Kutipan Teks.
Jangka Joyoboyo dari Kitab Asrar ini sungguh diperhatikan benar-benar oleh para pujangga di Surakarta dalam abad 18/19 M dan sudah terang Merupakan sumber perpustakaan dan kebudayaan Jawa baru. Hal ini ternyata dengan munculnya karangan-karangan baru, Kitab Asrar/Musarar dan Joyoboyo yang hanya bersifat ramalan belaka. Sehingga setelah itu tumbuh bermacam-macam versi teristimewa karangan baru Serat Jayabaya yang bersifat hakikat bercampur jangka atau ramalan, akan tetapi dengan ujaran yang dihubungkan dengan lingkungan historisnya satu sama lain sehingga merupakan tambahan riwayat buat negeri ini.
Semua itu telah berasal dari satu sumber benih, yakni Kitab Asrar karya Sunan Giri ke-3 dan Jangka Jayabaya gubahan dari kitab Asrar tadi, plus serat Mahabarata karangan Mpu Sedah & Panuluh. Dengan demikian, Jangka Jayabaya ini ditulis kembali dengan gubahan oleh Pangeran Wijil I pada tahun 1675 Jawa (1749 M) bersama dengan gubahannya yang berbentuk puisi, yakni Kitab Musarar. Dengan begitu menjadi jelaslah apa yang kita baca sekarang ini. Kitab Musarar dibuat tatkala Prabu Jayabaya di Kediri yang gagah perkasa, Musuh takut dan takluk, tak ada yang berani.
Beliau sakti sebab titisan Batara wisnu. Waktu itu Sang Prabu menjadi raja agung, pasukannya raja-raja. Terkisahkan bahwa Sang Prabu punya putra lelaki yang tampan. Sesudah dewasa dijadikan raja di Pagedongan. Sangat raharja negara-nya. Hal tersebut menggembirakan Sang Prabu. Waktu itu tersebutkan Sang Prabu akan mendapat tamu, seorang raja pandita dari Rum bernama, Sultan Maolana. Lengkapnya bernama Ngali Samsujen. Kedatangannya disambut sebaik-baiknya. Sebab tamu tersebut seorang raja pandita lain bangsa pantas dihormati.

Tugas Anda.
• 1. Jelaskan dalam satu sampai tiga kalimat mengapa kedatangan Sultan Maolana disambut sebaik-baiknya menurut teks tentang Jangka Jayabaya.
• 2. Lanjutkan teks tentang Jangka Jayabaya mulai dari kalimat terakhirnya.

Catatan Ditampilkan.
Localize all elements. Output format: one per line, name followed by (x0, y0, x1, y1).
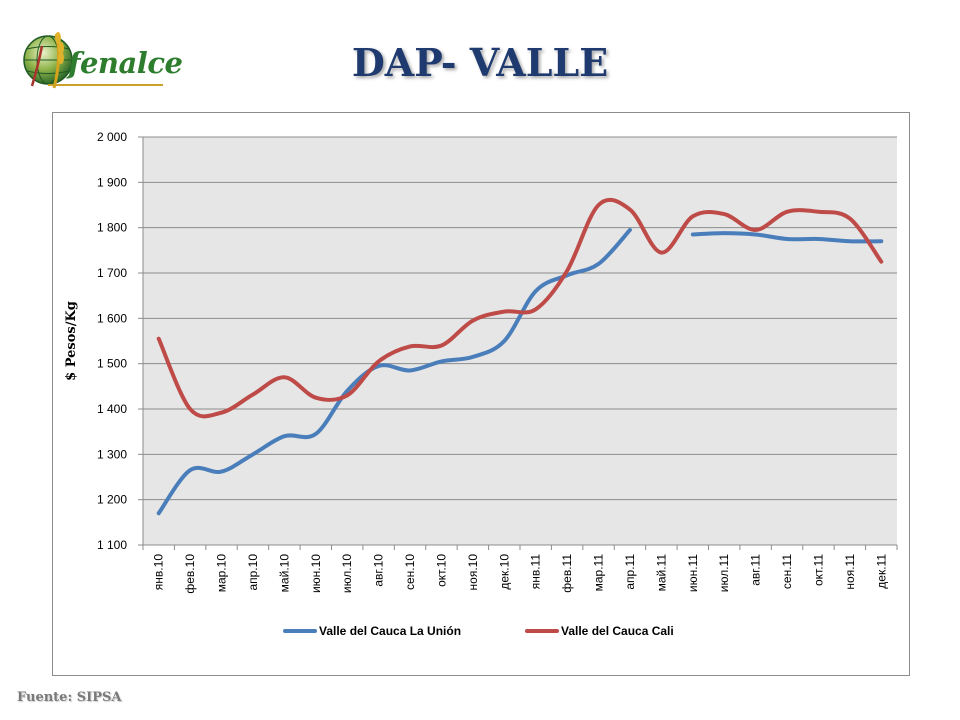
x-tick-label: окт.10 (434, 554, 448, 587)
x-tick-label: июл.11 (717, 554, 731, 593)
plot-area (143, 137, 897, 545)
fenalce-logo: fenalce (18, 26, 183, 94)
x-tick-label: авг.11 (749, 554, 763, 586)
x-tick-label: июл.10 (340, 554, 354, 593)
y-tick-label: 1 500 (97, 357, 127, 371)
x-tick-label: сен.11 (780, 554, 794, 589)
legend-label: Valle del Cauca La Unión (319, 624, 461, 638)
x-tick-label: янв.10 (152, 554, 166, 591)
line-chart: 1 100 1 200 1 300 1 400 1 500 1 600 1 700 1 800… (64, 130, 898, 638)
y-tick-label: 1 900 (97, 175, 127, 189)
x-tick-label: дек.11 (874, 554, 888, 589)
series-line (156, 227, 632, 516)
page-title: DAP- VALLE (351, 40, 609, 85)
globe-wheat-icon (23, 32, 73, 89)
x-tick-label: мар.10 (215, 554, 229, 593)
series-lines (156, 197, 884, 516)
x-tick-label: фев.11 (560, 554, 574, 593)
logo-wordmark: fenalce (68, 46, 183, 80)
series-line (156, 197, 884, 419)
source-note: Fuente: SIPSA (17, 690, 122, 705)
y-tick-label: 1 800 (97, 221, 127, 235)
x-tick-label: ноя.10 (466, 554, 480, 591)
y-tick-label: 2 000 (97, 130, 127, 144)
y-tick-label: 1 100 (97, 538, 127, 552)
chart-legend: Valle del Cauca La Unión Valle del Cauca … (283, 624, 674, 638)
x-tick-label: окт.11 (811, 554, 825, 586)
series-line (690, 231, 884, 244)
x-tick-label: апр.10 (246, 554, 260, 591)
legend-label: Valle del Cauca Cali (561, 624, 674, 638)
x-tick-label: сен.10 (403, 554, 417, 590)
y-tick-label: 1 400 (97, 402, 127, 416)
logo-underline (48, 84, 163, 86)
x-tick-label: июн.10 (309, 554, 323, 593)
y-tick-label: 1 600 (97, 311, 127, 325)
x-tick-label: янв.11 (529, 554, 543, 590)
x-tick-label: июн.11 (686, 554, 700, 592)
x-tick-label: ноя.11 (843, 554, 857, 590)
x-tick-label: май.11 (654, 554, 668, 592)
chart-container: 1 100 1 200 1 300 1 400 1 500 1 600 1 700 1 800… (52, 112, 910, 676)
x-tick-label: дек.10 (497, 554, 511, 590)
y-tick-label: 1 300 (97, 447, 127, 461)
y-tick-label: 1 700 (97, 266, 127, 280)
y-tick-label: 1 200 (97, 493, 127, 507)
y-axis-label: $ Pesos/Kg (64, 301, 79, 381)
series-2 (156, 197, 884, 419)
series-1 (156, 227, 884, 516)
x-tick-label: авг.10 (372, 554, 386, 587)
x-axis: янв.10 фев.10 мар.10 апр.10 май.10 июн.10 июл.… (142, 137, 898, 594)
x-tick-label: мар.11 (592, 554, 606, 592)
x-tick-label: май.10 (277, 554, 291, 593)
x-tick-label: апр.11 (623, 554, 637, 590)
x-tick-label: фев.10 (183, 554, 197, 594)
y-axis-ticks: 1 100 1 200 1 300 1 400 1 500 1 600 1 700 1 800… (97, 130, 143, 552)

Hasil.
• 1. Kedatangan Sultan Maolana disambut sebaik-baiknya karena ia seorang raja pandita dari bangsa lain. Tamu seperti itu dianggap pantas dihormati.

• 2.
Setelah duduk Sultan Ngali Samsujen berkata: “Sang Prabu Jayabaya, perkenankan saya memberi petuah padamu mengenai Kitab Musarar. Yang menyebutkan tinggal tiga kali lagi kemudian kerajaanmu akan diganti oleh orang lain”. Sang Prabu mendengarkan dengan sebaik-baiknya. Karena beliau telah mengerti kehendak Dewata. Sang Prabu segera menjadi murid sang Raja Pandita. Segala isi Kitab Musarar sudah diketahui semua. Beliaupun ingat tinggal menitis 3 kali. Kelak akan diletakkan dalam teken Sang Pandita yang ditinggal di Kakbah yang membawa Imam Supingi untuk menaikkan kutbah, Senjata ecis itu yang bernama Udharati. Kelak kemudian hari ada Maolana masih cucu Rasul yang mengembara sampai ke P. Jawa membawa ecis tersebut. Kelak menjadi punden Tanah Jawa.
Raja Pandita pamit dan musnah dari tempat duduk. Kemudian terkisahkan setelah satu bulan Sang Prabu memanggil putranya. Setelah sang putra datang lalu diajak ke gunung Padang. Ayah dan putra itu setelah datang lalu naik ke gunung. Di sana ada Ajar bernama Ajar Subrata. Menjemput Prabu Joyoboyo seorang raja yang berincoknito termasuk titisan Batara Wisnu. Karenanya Sang Prabu sangat waspada, tahu sebelum kejadian mengenai raja-raja karena Sang Prabu menerima sasmita gaib.
Bila Islam seperti Nabi. Prabu Jayabaya bercengkrama di gunung sudah lama. Bertemu dengan Ki Ajar di gunung Padang. Yang bertapa brata sehingga apa yang dikehendaki terjadi.Tergopoh-g opoh menghormati. Setelah duduk Ki Ajar memanggil seorang endang yang membawa sesaji. Berwarna-warni isinya. Tujuh warna-warni dan lengkap delapan dengan endangnya. Jadah (ketan) setakir, bawang putih satu talam, kembang melati satu bungkus, darah sepitrah, kunir sarimpang, sebatang pohon kajar dan kembang mojar satu bungkus. Kedelapan endang seorang.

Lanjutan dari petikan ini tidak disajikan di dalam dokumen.